Do this
Copy out every line exactly, passing over the pictures.

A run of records
= = = =

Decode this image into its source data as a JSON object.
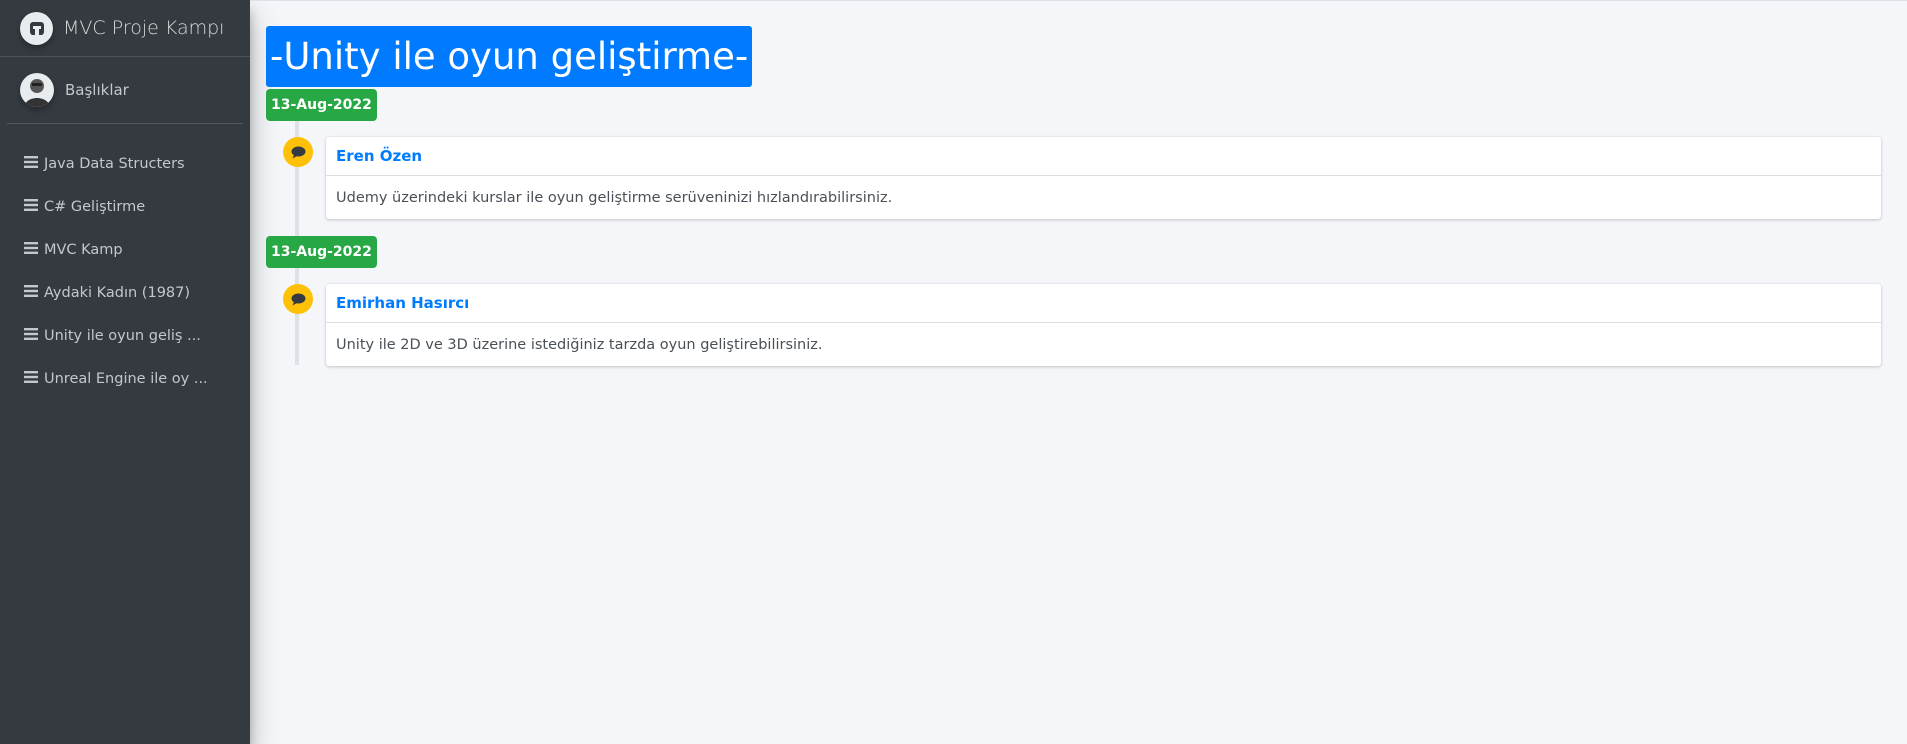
{
  "brand": {
    "title": "MVC Proje Kampı",
    "logo_icon": "robot-logo-icon"
  },
  "user_panel": {
    "name": "Başlıklar",
    "avatar_icon": "user-avatar-icon"
  },
  "sidebar": {
    "items": [
      {
        "label": "Java Data Structers",
        "icon": "bars-icon"
      },
      {
        "label": "C# Geliştirme",
        "icon": "bars-icon"
      },
      {
        "label": "MVC Kamp",
        "icon": "bars-icon"
      },
      {
        "label": "Aydaki Kadın (1987)",
        "icon": "bars-icon"
      },
      {
        "label": "Unity ile oyun geliş ...",
        "icon": "bars-icon"
      },
      {
        "label": "Unreal Engine ile oy ...",
        "icon": "bars-icon"
      }
    ]
  },
  "main": {
    "title": "-Unity ile oyun geliştirme-",
    "entries": [
      {
        "date": "13-Aug-2022",
        "author": "Eren Özen",
        "content": "Udemy üzerindeki kurslar ile oyun geliştirme serüveninizi hızlandırabilirsiniz.",
        "icon": "comment-icon"
      },
      {
        "date": "13-Aug-2022",
        "author": "Emirhan Hasırcı",
        "content": "Unity ile 2D ve 3D üzerine istediğiniz tarzda oyun geliştirebilirsiniz.",
        "icon": "comment-icon"
      }
    ]
  },
  "colors": {
    "sidebar_bg": "#343a40",
    "title_bg": "#007bff",
    "date_badge": "#28a745",
    "timeline_icon": "#ffc107",
    "author_link": "#007bff"
  }
}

= = = =

Exercise solution
Decode this image into its source data as a JSON object.
{
  "brand": {
    "title": "MVC Proje Kampı",
    "logo_icon": "robot-logo-icon"
  },
  "user_panel": {
    "name": "Başlıklar",
    "avatar_icon": "user-avatar-icon"
  },
  "sidebar": {
    "items": [
      {
        "label": "Java Data Structers",
        "icon": "bars-icon"
      },
      {
        "label": "C# Geliştirme",
        "icon": "bars-icon"
      },
      {
        "label": "MVC Kamp",
        "icon": "bars-icon"
      },
      {
        "label": "Aydaki Kadın (1987)",
        "icon": "bars-icon"
      },
      {
        "label": "Unity ile oyun geliş ...",
        "icon": "bars-icon"
      },
      {
        "label": "Unreal Engine ile oy ...",
        "icon": "bars-icon"
      }
    ]
  },
  "main": {
    "title": "-Unity ile oyun geliştirme-",
    "entries": [
      {
        "date": "13-Aug-2022",
        "author": "Eren Özen",
        "content": "Udemy üzerindeki kurslar ile oyun geliştirme serüveninizi hızlandırabilirsiniz.",
        "icon": "comment-icon"
      },
      {
        "date": "13-Aug-2022",
        "author": "Emirhan Hasırcı",
        "content": "Unity ile 2D ve 3D üzerine istediğiniz tarzda oyun geliştirebilirsiniz.",
        "icon": "comment-icon"
      }
    ]
  },
  "colors": {
    "sidebar_bg": "#343a40",
    "title_bg": "#007bff",
    "date_badge": "#28a745",
    "timeline_icon": "#ffc107",
    "author_link": "#007bff"
  }
}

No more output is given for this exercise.